* [EXERCISE PROMPT]: Extract, from the records beneath this instruction, each line that contains the word "label".

--*--

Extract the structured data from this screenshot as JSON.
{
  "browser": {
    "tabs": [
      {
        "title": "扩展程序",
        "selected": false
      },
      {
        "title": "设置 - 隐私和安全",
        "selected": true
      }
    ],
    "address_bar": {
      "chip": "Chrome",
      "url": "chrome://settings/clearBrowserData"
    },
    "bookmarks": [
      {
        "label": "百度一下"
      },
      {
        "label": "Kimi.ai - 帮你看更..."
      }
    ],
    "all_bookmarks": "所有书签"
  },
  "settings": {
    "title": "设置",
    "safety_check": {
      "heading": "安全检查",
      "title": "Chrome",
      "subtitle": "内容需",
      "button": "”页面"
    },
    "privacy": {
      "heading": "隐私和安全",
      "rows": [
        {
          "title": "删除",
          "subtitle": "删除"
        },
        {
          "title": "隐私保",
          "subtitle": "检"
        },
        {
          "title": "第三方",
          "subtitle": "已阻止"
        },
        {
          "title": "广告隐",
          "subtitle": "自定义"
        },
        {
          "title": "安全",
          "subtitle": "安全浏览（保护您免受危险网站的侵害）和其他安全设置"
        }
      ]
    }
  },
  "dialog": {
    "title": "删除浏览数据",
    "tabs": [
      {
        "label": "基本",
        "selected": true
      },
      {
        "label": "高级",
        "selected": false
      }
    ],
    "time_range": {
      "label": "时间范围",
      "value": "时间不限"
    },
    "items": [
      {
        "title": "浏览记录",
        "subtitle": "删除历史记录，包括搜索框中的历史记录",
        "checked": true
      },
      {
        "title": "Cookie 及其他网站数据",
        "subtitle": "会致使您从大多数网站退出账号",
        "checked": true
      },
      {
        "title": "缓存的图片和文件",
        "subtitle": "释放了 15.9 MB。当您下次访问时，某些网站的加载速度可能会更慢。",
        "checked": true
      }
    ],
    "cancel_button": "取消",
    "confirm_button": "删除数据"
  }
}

--*--

* [SOLUTION]:
        "label": "百度一下"
        "label": "Kimi.ai - 帮你看更..."
        "label": "基本",
        "label": "高级",
      "label": "时间范围",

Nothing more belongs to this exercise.